#### [Exercise goal]
Would it be possible to write out each entry below exactly, without the pictures?
═══ Supplied records ═══
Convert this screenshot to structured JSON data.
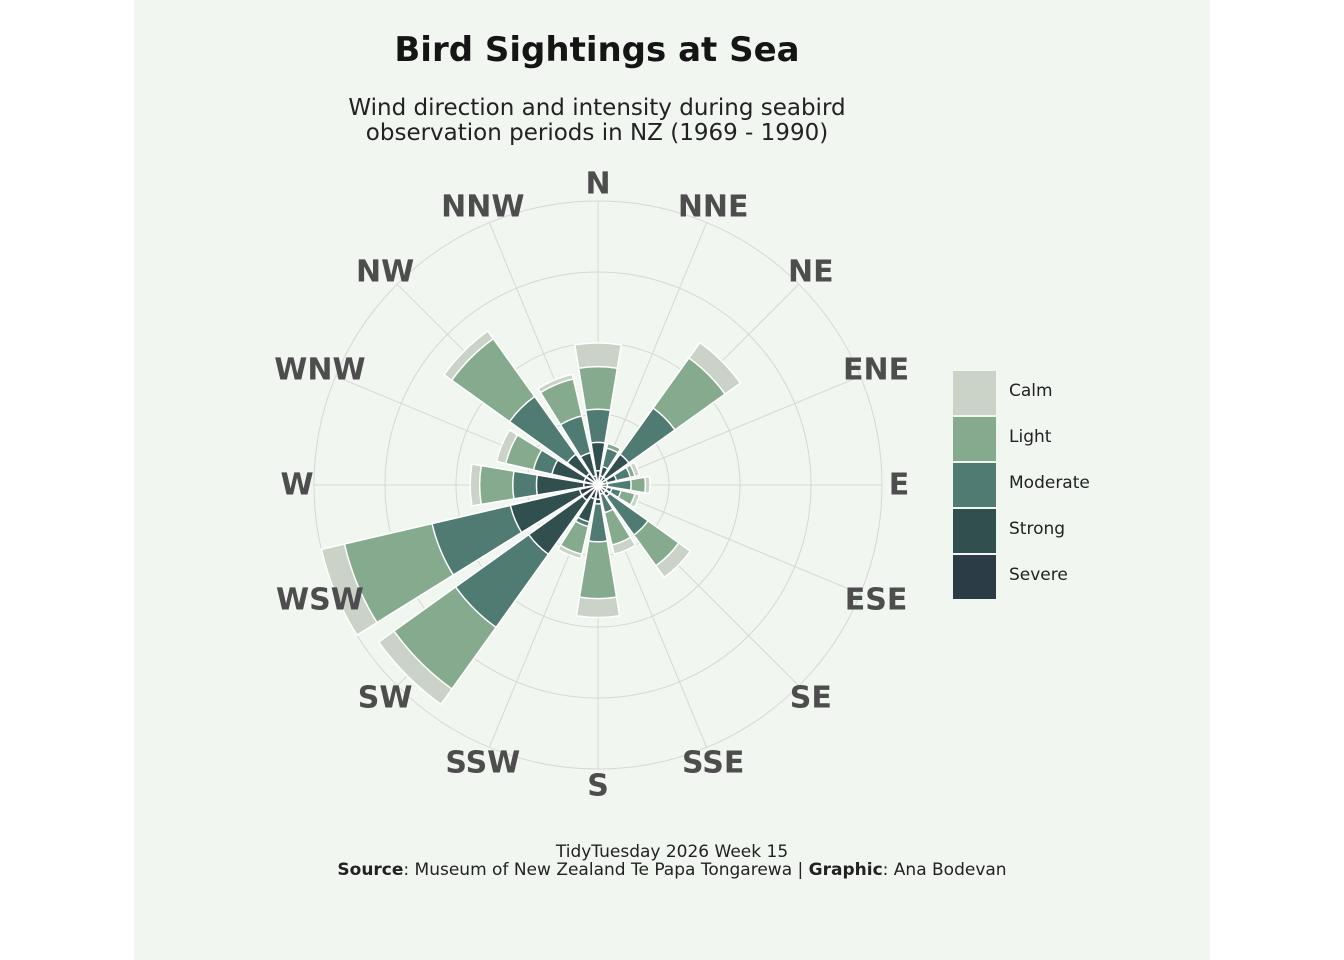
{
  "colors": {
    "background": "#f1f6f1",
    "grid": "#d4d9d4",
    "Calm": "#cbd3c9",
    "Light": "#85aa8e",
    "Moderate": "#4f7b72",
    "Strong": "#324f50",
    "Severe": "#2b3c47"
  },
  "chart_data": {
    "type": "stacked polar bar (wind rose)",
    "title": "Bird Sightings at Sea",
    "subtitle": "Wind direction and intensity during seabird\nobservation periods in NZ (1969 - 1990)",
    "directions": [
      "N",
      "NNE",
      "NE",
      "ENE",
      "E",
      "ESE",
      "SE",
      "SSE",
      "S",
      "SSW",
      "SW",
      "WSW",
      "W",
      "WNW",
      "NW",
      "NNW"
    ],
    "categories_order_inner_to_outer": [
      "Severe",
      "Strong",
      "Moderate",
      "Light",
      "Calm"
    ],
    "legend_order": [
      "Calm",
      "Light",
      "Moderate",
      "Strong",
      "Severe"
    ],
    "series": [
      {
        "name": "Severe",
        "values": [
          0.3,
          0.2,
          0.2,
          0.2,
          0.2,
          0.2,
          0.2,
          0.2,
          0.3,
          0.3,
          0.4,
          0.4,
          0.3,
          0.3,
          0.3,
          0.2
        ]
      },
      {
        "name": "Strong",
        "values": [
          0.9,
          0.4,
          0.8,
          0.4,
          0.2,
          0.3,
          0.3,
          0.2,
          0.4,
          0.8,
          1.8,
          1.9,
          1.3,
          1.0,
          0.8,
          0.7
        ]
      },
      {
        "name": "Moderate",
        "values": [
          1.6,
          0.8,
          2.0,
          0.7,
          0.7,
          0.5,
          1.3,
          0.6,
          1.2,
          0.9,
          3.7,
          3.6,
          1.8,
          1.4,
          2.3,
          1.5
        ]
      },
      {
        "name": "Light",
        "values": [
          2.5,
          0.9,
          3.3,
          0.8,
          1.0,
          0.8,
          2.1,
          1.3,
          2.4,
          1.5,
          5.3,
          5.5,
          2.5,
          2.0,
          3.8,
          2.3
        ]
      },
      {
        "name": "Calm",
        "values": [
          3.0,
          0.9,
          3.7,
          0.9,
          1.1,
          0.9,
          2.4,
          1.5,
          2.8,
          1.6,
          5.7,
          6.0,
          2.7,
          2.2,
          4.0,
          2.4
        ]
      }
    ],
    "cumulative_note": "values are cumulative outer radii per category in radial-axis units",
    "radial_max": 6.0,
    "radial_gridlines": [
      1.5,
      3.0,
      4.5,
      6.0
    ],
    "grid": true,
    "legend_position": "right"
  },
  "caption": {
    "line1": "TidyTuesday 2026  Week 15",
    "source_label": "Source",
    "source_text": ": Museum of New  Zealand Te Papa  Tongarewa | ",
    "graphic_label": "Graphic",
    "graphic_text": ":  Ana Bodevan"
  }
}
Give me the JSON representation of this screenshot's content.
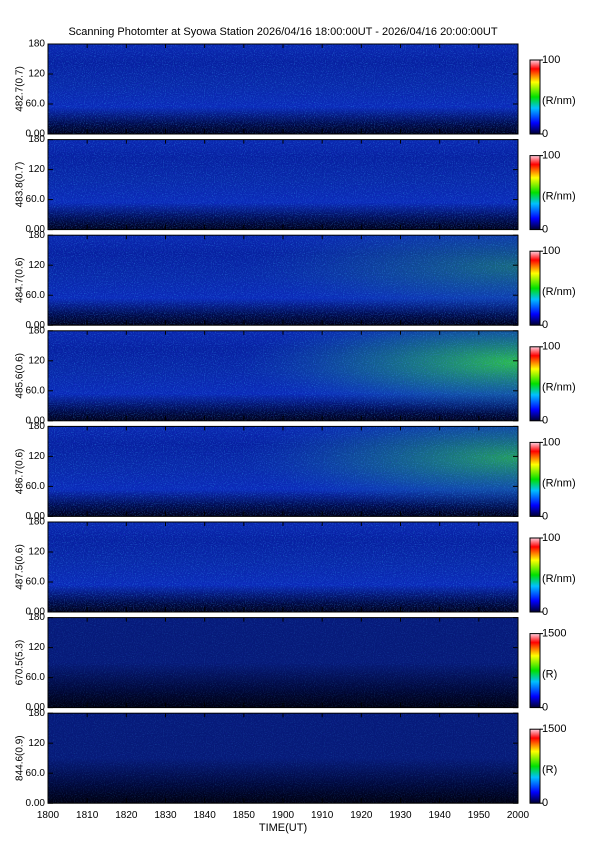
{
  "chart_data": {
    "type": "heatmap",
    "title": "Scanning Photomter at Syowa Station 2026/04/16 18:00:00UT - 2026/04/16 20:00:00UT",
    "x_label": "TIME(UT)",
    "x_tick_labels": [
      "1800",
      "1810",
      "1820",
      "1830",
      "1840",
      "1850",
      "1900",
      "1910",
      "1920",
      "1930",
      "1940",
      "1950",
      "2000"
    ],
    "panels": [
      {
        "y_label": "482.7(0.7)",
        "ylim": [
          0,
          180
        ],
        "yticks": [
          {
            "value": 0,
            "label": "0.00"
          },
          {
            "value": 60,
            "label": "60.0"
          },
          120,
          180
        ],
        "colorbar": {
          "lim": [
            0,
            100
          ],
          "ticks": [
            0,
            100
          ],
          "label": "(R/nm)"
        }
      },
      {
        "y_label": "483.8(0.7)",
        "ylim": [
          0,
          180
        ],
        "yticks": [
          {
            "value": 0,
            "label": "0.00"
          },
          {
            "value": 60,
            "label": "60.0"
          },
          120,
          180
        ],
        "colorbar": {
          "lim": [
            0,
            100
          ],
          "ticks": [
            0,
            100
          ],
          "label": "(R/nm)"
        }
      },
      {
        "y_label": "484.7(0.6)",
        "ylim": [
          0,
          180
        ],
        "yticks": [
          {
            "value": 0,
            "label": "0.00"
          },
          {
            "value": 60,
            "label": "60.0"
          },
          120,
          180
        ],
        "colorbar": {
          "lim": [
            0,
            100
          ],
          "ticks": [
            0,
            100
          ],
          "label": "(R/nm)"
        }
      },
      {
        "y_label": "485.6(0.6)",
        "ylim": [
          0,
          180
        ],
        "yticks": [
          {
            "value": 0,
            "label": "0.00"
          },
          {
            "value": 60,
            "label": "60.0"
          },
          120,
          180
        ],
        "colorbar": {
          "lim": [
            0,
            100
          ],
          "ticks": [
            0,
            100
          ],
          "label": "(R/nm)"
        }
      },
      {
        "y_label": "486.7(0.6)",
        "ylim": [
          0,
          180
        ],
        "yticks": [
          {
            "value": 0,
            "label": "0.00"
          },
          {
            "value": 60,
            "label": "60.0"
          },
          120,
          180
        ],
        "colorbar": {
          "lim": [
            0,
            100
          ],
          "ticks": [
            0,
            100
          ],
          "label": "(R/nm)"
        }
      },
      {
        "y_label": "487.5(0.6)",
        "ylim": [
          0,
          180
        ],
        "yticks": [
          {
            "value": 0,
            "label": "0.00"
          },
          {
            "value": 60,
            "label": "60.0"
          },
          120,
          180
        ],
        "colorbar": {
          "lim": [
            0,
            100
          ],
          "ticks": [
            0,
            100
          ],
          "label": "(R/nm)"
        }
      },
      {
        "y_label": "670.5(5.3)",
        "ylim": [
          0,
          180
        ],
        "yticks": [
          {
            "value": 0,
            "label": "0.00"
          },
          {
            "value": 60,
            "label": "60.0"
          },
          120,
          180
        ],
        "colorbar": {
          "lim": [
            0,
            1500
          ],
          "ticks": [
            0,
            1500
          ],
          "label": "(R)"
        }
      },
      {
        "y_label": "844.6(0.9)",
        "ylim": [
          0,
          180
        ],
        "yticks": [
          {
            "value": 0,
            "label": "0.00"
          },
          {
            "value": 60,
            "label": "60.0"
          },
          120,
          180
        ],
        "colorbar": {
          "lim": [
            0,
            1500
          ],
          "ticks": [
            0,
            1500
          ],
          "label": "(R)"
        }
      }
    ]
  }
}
═══
#### [Solution]
Convert this screenshot to structured JSON data.
{
  "colors": {
    "background": "#f1f6f1",
    "grid": "#d4d9d4",
    "Calm": "#cbd3c9",
    "Light": "#85aa8e",
    "Moderate": "#4f7b72",
    "Strong": "#324f50",
    "Severe": "#2b3c47"
  },
  "chart_data": {
    "type": "stacked polar bar (wind rose)",
    "title": "Bird Sightings at Sea",
    "subtitle": "Wind direction and intensity during seabird\nobservation periods in NZ (1969 - 1990)",
    "directions": [
      "N",
      "NNE",
      "NE",
      "ENE",
      "E",
      "ESE",
      "SE",
      "SSE",
      "S",
      "SSW",
      "SW",
      "WSW",
      "W",
      "WNW",
      "NW",
      "NNW"
    ],
    "categories_order_inner_to_outer": [
      "Severe",
      "Strong",
      "Moderate",
      "Light",
      "Calm"
    ],
    "legend_order": [
      "Calm",
      "Light",
      "Moderate",
      "Strong",
      "Severe"
    ],
    "series": [
      {
        "name": "Severe",
        "values": [
          0.3,
          0.2,
          0.2,
          0.2,
          0.2,
          0.2,
          0.2,
          0.2,
          0.3,
          0.3,
          0.4,
          0.4,
          0.3,
          0.3,
          0.3,
          0.2
        ]
      },
      {
        "name": "Strong",
        "values": [
          0.9,
          0.4,
          0.8,
          0.4,
          0.2,
          0.3,
          0.3,
          0.2,
          0.4,
          0.8,
          1.8,
          1.9,
          1.3,
          1.0,
          0.8,
          0.7
        ]
      },
      {
        "name": "Moderate",
        "values": [
          1.6,
          0.8,
          2.0,
          0.7,
          0.7,
          0.5,
          1.3,
          0.6,
          1.2,
          0.9,
          3.7,
          3.6,
          1.8,
          1.4,
          2.3,
          1.5
        ]
      },
      {
        "name": "Light",
        "values": [
          2.5,
          0.9,
          3.3,
          0.8,
          1.0,
          0.8,
          2.1,
          1.3,
          2.4,
          1.5,
          5.3,
          5.5,
          2.5,
          2.0,
          3.8,
          2.3
        ]
      },
      {
        "name": "Calm",
        "values": [
          3.0,
          0.9,
          3.7,
          0.9,
          1.1,
          0.9,
          2.4,
          1.5,
          2.8,
          1.6,
          5.7,
          6.0,
          2.7,
          2.2,
          4.0,
          2.4
        ]
      }
    ],
    "cumulative_note": "values are cumulative outer radii per category in radial-axis units",
    "radial_max": 6.0,
    "radial_gridlines": [
      1.5,
      3.0,
      4.5,
      6.0
    ],
    "grid": true,
    "legend_position": "right"
  },
  "caption": {
    "line1": "TidyTuesday 2026  Week 15",
    "source_label": "Source",
    "source_text": ": Museum of New  Zealand Te Papa  Tongarewa | ",
    "graphic_label": "Graphic",
    "graphic_text": ":  Ana Bodevan"
  }
}
Give me the JSON representation of this screenshot's content.
{
  "chart_data": {
    "type": "heatmap",
    "title": "Scanning Photomter at Syowa Station 2026/04/16 18:00:00UT - 2026/04/16 20:00:00UT",
    "x_label": "TIME(UT)",
    "x_tick_labels": [
      "1800",
      "1810",
      "1820",
      "1830",
      "1840",
      "1850",
      "1900",
      "1910",
      "1920",
      "1930",
      "1940",
      "1950",
      "2000"
    ],
    "panels": [
      {
        "y_label": "482.7(0.7)",
        "ylim": [
          0,
          180
        ],
        "yticks": [
          {
            "value": 0,
            "label": "0.00"
          },
          {
            "value": 60,
            "label": "60.0"
          },
          120,
          180
        ],
        "colorbar": {
          "lim": [
            0,
            100
          ],
          "ticks": [
            0,
            100
          ],
          "label": "(R/nm)"
        }
      },
      {
        "y_label": "483.8(0.7)",
        "ylim": [
          0,
          180
        ],
        "yticks": [
          {
            "value": 0,
            "label": "0.00"
          },
          {
            "value": 60,
            "label": "60.0"
          },
          120,
          180
        ],
        "colorbar": {
          "lim": [
            0,
            100
          ],
          "ticks": [
            0,
            100
          ],
          "label": "(R/nm)"
        }
      },
      {
        "y_label": "484.7(0.6)",
        "ylim": [
          0,
          180
        ],
        "yticks": [
          {
            "value": 0,
            "label": "0.00"
          },
          {
            "value": 60,
            "label": "60.0"
          },
          120,
          180
        ],
        "colorbar": {
          "lim": [
            0,
            100
          ],
          "ticks": [
            0,
            100
          ],
          "label": "(R/nm)"
        }
      },
      {
        "y_label": "485.6(0.6)",
        "ylim": [
          0,
          180
        ],
        "yticks": [
          {
            "value": 0,
            "label": "0.00"
          },
          {
            "value": 60,
            "label": "60.0"
          },
          120,
          180
        ],
        "colorbar": {
          "lim": [
            0,
            100
          ],
          "ticks": [
            0,
            100
          ],
          "label": "(R/nm)"
        }
      },
      {
        "y_label": "486.7(0.6)",
        "ylim": [
          0,
          180
        ],
        "yticks": [
          {
            "value": 0,
            "label": "0.00"
          },
          {
            "value": 60,
            "label": "60.0"
          },
          120,
          180
        ],
        "colorbar": {
          "lim": [
            0,
            100
          ],
          "ticks": [
            0,
            100
          ],
          "label": "(R/nm)"
        }
      },
      {
        "y_label": "487.5(0.6)",
        "ylim": [
          0,
          180
        ],
        "yticks": [
          {
            "value": 0,
            "label": "0.00"
          },
          {
            "value": 60,
            "label": "60.0"
          },
          120,
          180
        ],
        "colorbar": {
          "lim": [
            0,
            100
          ],
          "ticks": [
            0,
            100
          ],
          "label": "(R/nm)"
        }
      },
      {
        "y_label": "670.5(5.3)",
        "ylim": [
          0,
          180
        ],
        "yticks": [
          {
            "value": 0,
            "label": "0.00"
          },
          {
            "value": 60,
            "label": "60.0"
          },
          120,
          180
        ],
        "colorbar": {
          "lim": [
            0,
            1500
          ],
          "ticks": [
            0,
            1500
          ],
          "label": "(R)"
        }
      },
      {
        "y_label": "844.6(0.9)",
        "ylim": [
          0,
          180
        ],
        "yticks": [
          {
            "value": 0,
            "label": "0.00"
          },
          {
            "value": 60,
            "label": "60.0"
          },
          120,
          180
        ],
        "colorbar": {
          "lim": [
            0,
            1500
          ],
          "ticks": [
            0,
            1500
          ],
          "label": "(R)"
        }
      }
    ]
  }
}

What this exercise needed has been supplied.